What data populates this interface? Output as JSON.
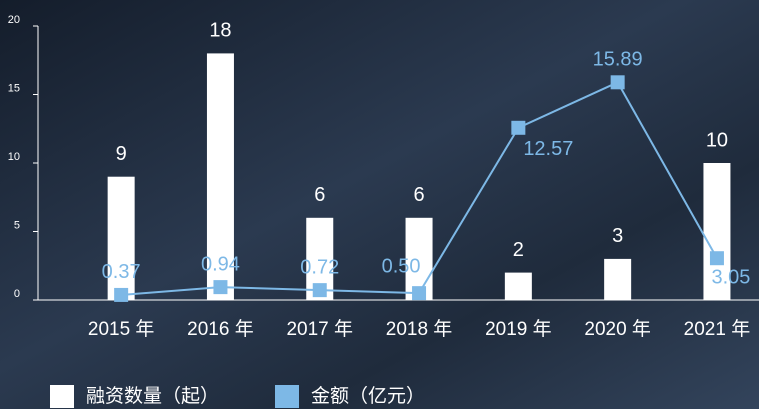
{
  "chart_data": {
    "type": "bar-line",
    "categories": [
      "2015 年",
      "2016 年",
      "2017 年",
      "2018 年",
      "2019 年",
      "2020 年",
      "2021 年"
    ],
    "series": [
      {
        "name": "融资数量（起）",
        "type": "bar",
        "color": "#ffffff",
        "values": [
          9,
          18,
          6,
          6,
          2,
          3,
          10
        ]
      },
      {
        "name": "金额（亿元）",
        "type": "line",
        "color": "#7db8e6",
        "values": [
          0.37,
          0.94,
          0.72,
          0.5,
          12.57,
          15.89,
          3.05
        ],
        "value_labels": [
          "0.37",
          "0.94",
          "0.72",
          "0.50",
          "12.57",
          "15.89",
          "3.05"
        ]
      }
    ],
    "ylim": [
      0,
      20
    ],
    "yticks": [
      0,
      5,
      10,
      15,
      20
    ]
  }
}
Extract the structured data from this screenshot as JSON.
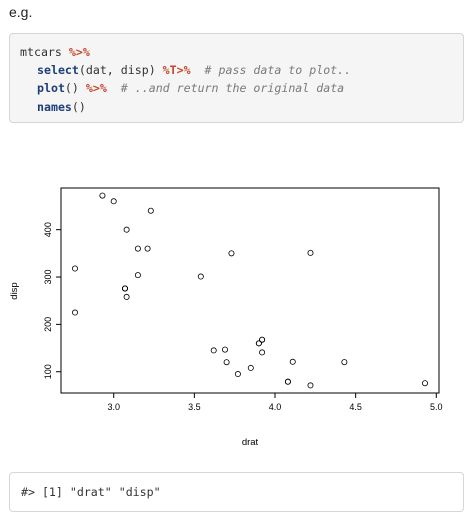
{
  "intro_text": "e.g.",
  "code": {
    "line1": {
      "text": "mtcars ",
      "op": "%>%"
    },
    "line2": {
      "fn": "select",
      "args": "(dat, disp) ",
      "op": "%T>%",
      "comment": "# pass data to plot.."
    },
    "line3": {
      "fn": "plot",
      "args": "() ",
      "op": "%>%",
      "comment": "# ..and return the original data"
    },
    "line4": {
      "fn": "names",
      "args": "()"
    }
  },
  "output_text": "#> [1] \"drat\" \"disp\"",
  "chart_data": {
    "type": "scatter",
    "xlabel": "drat",
    "ylabel": "disp",
    "xlim": [
      2.76,
      4.93
    ],
    "ylim": [
      71.1,
      472
    ],
    "x_ticks": [
      "3.0",
      "3.5",
      "4.0",
      "4.5",
      "5.0"
    ],
    "y_ticks": [
      "100",
      "200",
      "300",
      "400"
    ],
    "marker": "open-circle",
    "grid": false,
    "x": [
      3.9,
      3.9,
      3.85,
      3.08,
      3.15,
      2.76,
      3.21,
      3.69,
      3.92,
      3.92,
      3.92,
      3.07,
      3.07,
      3.07,
      2.93,
      3.0,
      3.23,
      4.08,
      4.93,
      4.22,
      3.7,
      2.76,
      3.15,
      3.73,
      3.08,
      4.08,
      4.43,
      3.77,
      4.22,
      3.62,
      3.54,
      4.11
    ],
    "y": [
      160,
      160,
      108,
      258,
      360,
      225,
      360,
      146.7,
      140.8,
      167.6,
      167.6,
      275.8,
      275.8,
      275.8,
      472,
      460,
      440,
      78.7,
      75.7,
      71.1,
      120.1,
      318,
      304,
      350,
      400,
      79,
      120.3,
      95.1,
      351,
      145,
      301,
      121
    ]
  }
}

::::

Lines from the records above that hold "this" are the ones to list.

### [EXERCISE RESULT]
What data populates this interface? Output as JSON.
Extract the structured data from this screenshot as JSON.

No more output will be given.